→ **Task statement**
Copy all the entries below exactly, but not the pictures.

======== Materials provided

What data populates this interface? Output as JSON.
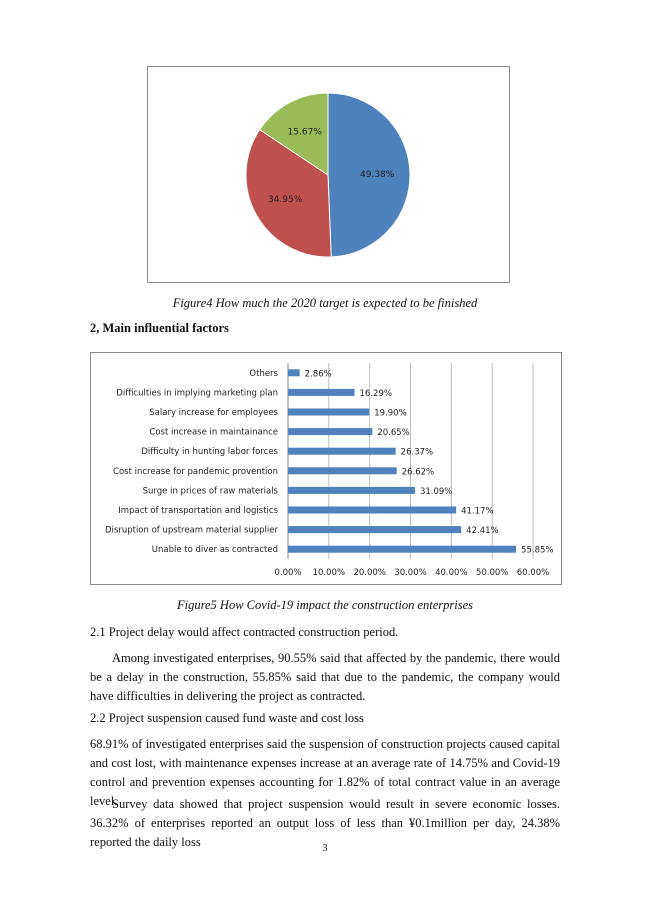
{
  "figure4": {
    "caption": "Figure4 How much the 2020 target is expected to be finished"
  },
  "section_heading": "2, Main influential factors",
  "figure5": {
    "caption": "Figure5 How Covid-19 impact the construction enterprises"
  },
  "paragraphs": [
    "2.1 Project delay would affect contracted construction period.",
    "Among investigated enterprises, 90.55% said that affected by the pandemic, there would be a delay in the construction, 55.85% said that due to the pandemic, the company would have difficulties in delivering the project as contracted.",
    "2.2 Project suspension caused fund waste and cost loss",
    "68.91% of investigated enterprises said the suspension of construction projects caused capital and cost lost, with maintenance expenses increase at an average rate of 14.75% and Covid-19 control and prevention expenses accounting for 1.82% of total contract value in an average level.",
    "Survey data showed that project suspension would result in severe economic losses. 36.32% of enterprises reported an output loss of less than ¥0.1million per day, 24.38% reported the daily loss"
  ],
  "page_number": "3",
  "chart_data": [
    {
      "type": "pie",
      "values": [
        49.38,
        34.95,
        15.67
      ],
      "labels": [
        "49.38%",
        "34.95%",
        "15.67%"
      ],
      "colors": [
        "#4f81bd",
        "#c0504d",
        "#9bbb59"
      ]
    },
    {
      "type": "bar",
      "orientation": "horizontal",
      "categories": [
        "Others",
        "Difficulties in implying marketing plan",
        "Salary increase for employees",
        "Cost increase in maintainance",
        "Difficulty in hunting labor forces",
        "Cost increase for pandemic provention",
        "Surge in prices of raw materials",
        "Impact of transportation and logistics",
        "Disruption of upstream material supplier",
        "Unable to diver as contracted"
      ],
      "values": [
        2.86,
        16.29,
        19.9,
        20.65,
        26.37,
        26.62,
        31.09,
        41.17,
        42.41,
        55.85
      ],
      "data_labels": [
        "2.86%",
        "16.29%",
        "19.90%",
        "20.65%",
        "26.37%",
        "26.62%",
        "31.09%",
        "41.17%",
        "42.41%",
        "55.85%"
      ],
      "xlim": [
        0,
        60
      ],
      "xticks": [
        "0.00%",
        "10.00%",
        "20.00%",
        "30.00%",
        "40.00%",
        "50.00%",
        "60.00%"
      ],
      "grid": true,
      "color": "#4f81bd"
    }
  ]
}
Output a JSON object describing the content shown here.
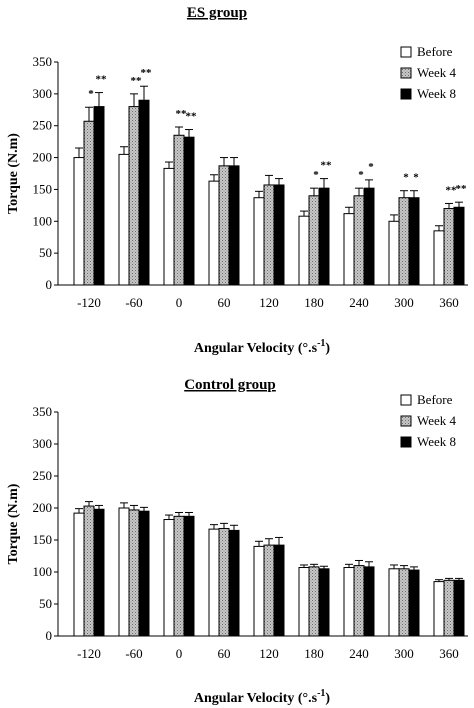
{
  "chart_data": [
    {
      "type": "bar",
      "title": "ES group",
      "xlabel": "Angular Velocity (°.s",
      "xlabel_sup": "-1",
      "xlabel_end": ")",
      "ylabel": "Torque (N.m)",
      "ylim": [
        0,
        350
      ],
      "yticks": [
        0,
        50,
        100,
        150,
        200,
        250,
        300,
        350
      ],
      "grid": false,
      "legend_position": "top-right",
      "categories": [
        "-120",
        "-60",
        "0",
        "60",
        "120",
        "180",
        "240",
        "300",
        "360"
      ],
      "series": [
        {
          "name": "Before",
          "pattern": "white",
          "values": [
            200,
            205,
            183,
            163,
            137,
            108,
            112,
            100,
            85
          ],
          "errors": [
            15,
            12,
            10,
            10,
            10,
            8,
            10,
            10,
            8
          ],
          "significance": [
            "",
            "",
            "",
            "",
            "",
            "",
            "",
            "",
            ""
          ]
        },
        {
          "name": "Week 4",
          "pattern": "gray",
          "values": [
            257,
            280,
            235,
            187,
            157,
            140,
            140,
            137,
            120
          ],
          "errors": [
            22,
            20,
            13,
            13,
            15,
            12,
            12,
            11,
            8
          ],
          "significance": [
            "*",
            "**",
            "**",
            "",
            "",
            "*",
            "*",
            "*",
            "**"
          ]
        },
        {
          "name": "Week 8",
          "pattern": "black",
          "values": [
            280,
            290,
            232,
            187,
            157,
            152,
            152,
            137,
            122
          ],
          "errors": [
            22,
            22,
            12,
            13,
            10,
            15,
            13,
            11,
            8
          ],
          "significance": [
            "**",
            "**",
            "**",
            "",
            "",
            "**",
            "*",
            "*",
            "**"
          ]
        }
      ]
    },
    {
      "type": "bar",
      "title": "Control group",
      "xlabel": "Angular Velocity (°.s",
      "xlabel_sup": "-1",
      "xlabel_end": ")",
      "ylabel": "Torque (N.m)",
      "ylim": [
        0,
        350
      ],
      "yticks": [
        0,
        50,
        100,
        150,
        200,
        250,
        300,
        350
      ],
      "grid": false,
      "legend_position": "top-right",
      "categories": [
        "-120",
        "-60",
        "0",
        "60",
        "120",
        "180",
        "240",
        "300",
        "360"
      ],
      "series": [
        {
          "name": "Before",
          "pattern": "white",
          "values": [
            192,
            200,
            182,
            167,
            140,
            107,
            107,
            105,
            85
          ],
          "errors": [
            7,
            8,
            7,
            7,
            8,
            4,
            5,
            6,
            3
          ],
          "significance": [
            "",
            "",
            "",
            "",
            "",
            "",
            "",
            "",
            ""
          ]
        },
        {
          "name": "Week 4",
          "pattern": "gray",
          "values": [
            203,
            197,
            187,
            168,
            142,
            108,
            110,
            105,
            87
          ],
          "errors": [
            7,
            7,
            6,
            8,
            10,
            4,
            8,
            5,
            3
          ],
          "significance": [
            "",
            "",
            "",
            "",
            "",
            "",
            "",
            "",
            ""
          ]
        },
        {
          "name": "Week 8",
          "pattern": "black",
          "values": [
            198,
            195,
            187,
            165,
            142,
            105,
            108,
            103,
            87
          ],
          "errors": [
            6,
            6,
            6,
            8,
            12,
            4,
            8,
            5,
            3
          ],
          "significance": [
            "",
            "",
            "",
            "",
            "",
            "",
            "",
            "",
            ""
          ]
        }
      ]
    }
  ]
}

================

→ **Result**
What data populates this interface? Output as JSON.
{
  "figure4": {
    "caption": "Figure4 How much the 2020 target is expected to be finished"
  },
  "section_heading": "2, Main influential factors",
  "figure5": {
    "caption": "Figure5 How Covid-19 impact the construction enterprises"
  },
  "paragraphs": [
    "2.1 Project delay would affect contracted construction period.",
    "Among investigated enterprises, 90.55% said that affected by the pandemic, there would be a delay in the construction, 55.85% said that due to the pandemic, the company would have difficulties in delivering the project as contracted.",
    "2.2 Project suspension caused fund waste and cost loss",
    "68.91% of investigated enterprises said the suspension of construction projects caused capital and cost lost, with maintenance expenses increase at an average rate of 14.75% and Covid-19 control and prevention expenses accounting for 1.82% of total contract value in an average level.",
    "Survey data showed that project suspension would result in severe economic losses. 36.32% of enterprises reported an output loss of less than ¥0.1million per day, 24.38% reported the daily loss"
  ],
  "page_number": "3",
  "chart_data": [
    {
      "type": "pie",
      "values": [
        49.38,
        34.95,
        15.67
      ],
      "labels": [
        "49.38%",
        "34.95%",
        "15.67%"
      ],
      "colors": [
        "#4f81bd",
        "#c0504d",
        "#9bbb59"
      ]
    },
    {
      "type": "bar",
      "orientation": "horizontal",
      "categories": [
        "Others",
        "Difficulties in implying marketing plan",
        "Salary increase for employees",
        "Cost increase in maintainance",
        "Difficulty in hunting labor forces",
        "Cost increase for pandemic provention",
        "Surge in prices of raw materials",
        "Impact of transportation and logistics",
        "Disruption of upstream material supplier",
        "Unable to diver as contracted"
      ],
      "values": [
        2.86,
        16.29,
        19.9,
        20.65,
        26.37,
        26.62,
        31.09,
        41.17,
        42.41,
        55.85
      ],
      "data_labels": [
        "2.86%",
        "16.29%",
        "19.90%",
        "20.65%",
        "26.37%",
        "26.62%",
        "31.09%",
        "41.17%",
        "42.41%",
        "55.85%"
      ],
      "xlim": [
        0,
        60
      ],
      "xticks": [
        "0.00%",
        "10.00%",
        "20.00%",
        "30.00%",
        "40.00%",
        "50.00%",
        "60.00%"
      ],
      "grid": true,
      "color": "#4f81bd"
    }
  ]
}
Output a JSON object describing the content shown here.
{
  "chart_data": [
    {
      "type": "bar",
      "title": "ES group",
      "xlabel": "Angular Velocity (°.s",
      "xlabel_sup": "-1",
      "xlabel_end": ")",
      "ylabel": "Torque (N.m)",
      "ylim": [
        0,
        350
      ],
      "yticks": [
        0,
        50,
        100,
        150,
        200,
        250,
        300,
        350
      ],
      "grid": false,
      "legend_position": "top-right",
      "categories": [
        "-120",
        "-60",
        "0",
        "60",
        "120",
        "180",
        "240",
        "300",
        "360"
      ],
      "series": [
        {
          "name": "Before",
          "pattern": "white",
          "values": [
            200,
            205,
            183,
            163,
            137,
            108,
            112,
            100,
            85
          ],
          "errors": [
            15,
            12,
            10,
            10,
            10,
            8,
            10,
            10,
            8
          ],
          "significance": [
            "",
            "",
            "",
            "",
            "",
            "",
            "",
            "",
            ""
          ]
        },
        {
          "name": "Week 4",
          "pattern": "gray",
          "values": [
            257,
            280,
            235,
            187,
            157,
            140,
            140,
            137,
            120
          ],
          "errors": [
            22,
            20,
            13,
            13,
            15,
            12,
            12,
            11,
            8
          ],
          "significance": [
            "*",
            "**",
            "**",
            "",
            "",
            "*",
            "*",
            "*",
            "**"
          ]
        },
        {
          "name": "Week 8",
          "pattern": "black",
          "values": [
            280,
            290,
            232,
            187,
            157,
            152,
            152,
            137,
            122
          ],
          "errors": [
            22,
            22,
            12,
            13,
            10,
            15,
            13,
            11,
            8
          ],
          "significance": [
            "**",
            "**",
            "**",
            "",
            "",
            "**",
            "*",
            "*",
            "**"
          ]
        }
      ]
    },
    {
      "type": "bar",
      "title": "Control group",
      "xlabel": "Angular Velocity (°.s",
      "xlabel_sup": "-1",
      "xlabel_end": ")",
      "ylabel": "Torque (N.m)",
      "ylim": [
        0,
        350
      ],
      "yticks": [
        0,
        50,
        100,
        150,
        200,
        250,
        300,
        350
      ],
      "grid": false,
      "legend_position": "top-right",
      "categories": [
        "-120",
        "-60",
        "0",
        "60",
        "120",
        "180",
        "240",
        "300",
        "360"
      ],
      "series": [
        {
          "name": "Before",
          "pattern": "white",
          "values": [
            192,
            200,
            182,
            167,
            140,
            107,
            107,
            105,
            85
          ],
          "errors": [
            7,
            8,
            7,
            7,
            8,
            4,
            5,
            6,
            3
          ],
          "significance": [
            "",
            "",
            "",
            "",
            "",
            "",
            "",
            "",
            ""
          ]
        },
        {
          "name": "Week 4",
          "pattern": "gray",
          "values": [
            203,
            197,
            187,
            168,
            142,
            108,
            110,
            105,
            87
          ],
          "errors": [
            7,
            7,
            6,
            8,
            10,
            4,
            8,
            5,
            3
          ],
          "significance": [
            "",
            "",
            "",
            "",
            "",
            "",
            "",
            "",
            ""
          ]
        },
        {
          "name": "Week 8",
          "pattern": "black",
          "values": [
            198,
            195,
            187,
            165,
            142,
            105,
            108,
            103,
            87
          ],
          "errors": [
            6,
            6,
            6,
            8,
            12,
            4,
            8,
            5,
            3
          ],
          "significance": [
            "",
            "",
            "",
            "",
            "",
            "",
            "",
            "",
            ""
          ]
        }
      ]
    }
  ]
}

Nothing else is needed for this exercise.